» What needs to be done:
Which lines in the entries below contain the string "packet"? Copy each one, treating uppercase and lowercase as different.

Raw entries:
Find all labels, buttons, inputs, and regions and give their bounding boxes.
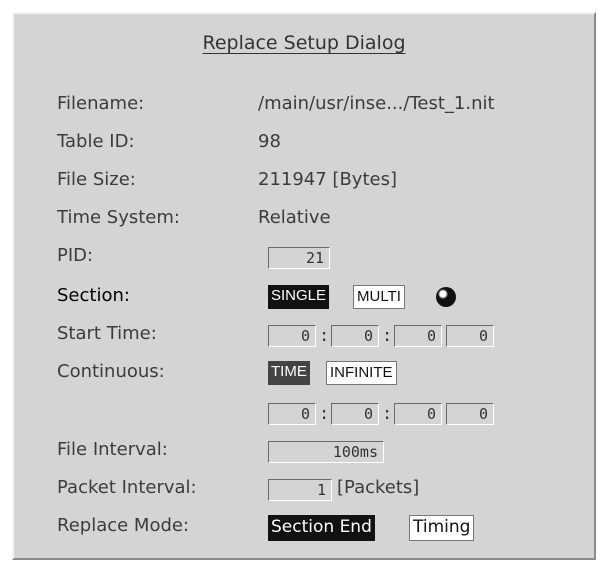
dialog-title: Replace Setup Dialog [202,32,406,54]
time-system-row: Time System: Relative [14,204,594,234]
section-multi-option[interactable]: MULTI [353,285,405,309]
replace-mode-row: Replace Mode: Section End Timing [14,512,594,542]
start-time-hours-input[interactable]: 0 [268,325,316,347]
table-id-row: Table ID: 98 [14,128,594,158]
packet-interval-label: Packet Interval: [57,477,197,498]
pid-input[interactable]: 21 [268,247,330,269]
replace-setup-dialog: Replace Setup Dialog Filename: /main/usr… [12,12,596,560]
filename-value: /main/usr/inse.../Test_1.nit [258,93,495,114]
continuous-time-option[interactable]: TIME [268,361,310,385]
replace-mode-timing-option[interactable]: Timing [409,515,475,541]
file-interval-label: File Interval: [57,439,168,460]
continuous-infinite-option[interactable]: INFINITE [326,361,397,385]
file-size-row: File Size: 211947 [Bytes] [14,166,594,196]
start-time-frames-input[interactable]: 0 [446,325,494,347]
file-size-label: File Size: [57,169,136,190]
start-time-separator: : [382,326,393,346]
continuous-hours-input[interactable]: 0 [268,403,316,425]
continuous-frames-input[interactable]: 0 [446,403,494,425]
continuous-separator: : [382,404,393,424]
continuous-label: Continuous: [57,361,165,382]
section-row: Section: SINGLE MULTI [14,282,594,312]
table-id-label: Table ID: [57,131,135,152]
continuous-separator: : [319,404,330,424]
packet-interval-row: Packet Interval: 1 [Packets] [14,474,594,504]
pid-row: PID: 21 [14,242,594,272]
time-system-label: Time System: [57,207,180,228]
section-knob-icon[interactable] [436,287,456,307]
filename-label: Filename: [57,93,145,114]
file-interval-row: File Interval: 100ms [14,436,594,466]
packet-interval-input[interactable]: 1 [268,479,332,501]
continuous-time-row: 0 : 0 : 0 : 0 [14,398,594,428]
start-time-seconds-input[interactable]: 0 [394,325,442,347]
packet-interval-unit: [Packets] [337,477,420,498]
time-system-value: Relative [258,207,331,228]
table-id-value: 98 [258,131,281,152]
continuous-minutes-input[interactable]: 0 [331,403,379,425]
section-single-option[interactable]: SINGLE [268,285,330,309]
pid-label: PID: [57,245,94,266]
file-interval-input[interactable]: 100ms [268,441,384,463]
replace-mode-section-end-option[interactable]: Section End [268,515,375,541]
section-label: Section: [57,285,130,306]
continuous-seconds-input[interactable]: 0 [394,403,442,425]
replace-mode-label: Replace Mode: [57,515,190,536]
continuous-row: Continuous: TIME INFINITE [14,358,594,388]
file-size-value: 211947 [Bytes] [258,169,397,190]
start-time-separator: : [319,326,330,346]
start-time-minutes-input[interactable]: 0 [331,325,379,347]
filename-row: Filename: /main/usr/inse.../Test_1.nit [14,90,594,120]
start-time-label: Start Time: [57,323,157,344]
start-time-row: Start Time: 0 : 0 : 0 : 0 [14,320,594,350]
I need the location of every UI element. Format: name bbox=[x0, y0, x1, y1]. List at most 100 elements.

» Task answer:
packet-interval-label: Packet Interval: [57,477,197,498]
packet-interval-row: Packet Interval: 1 [Packets] [14,474,594,504]
packet-interval-input[interactable]: 1 [268,479,332,501]
packet-interval-unit: [Packets] [337,477,420,498]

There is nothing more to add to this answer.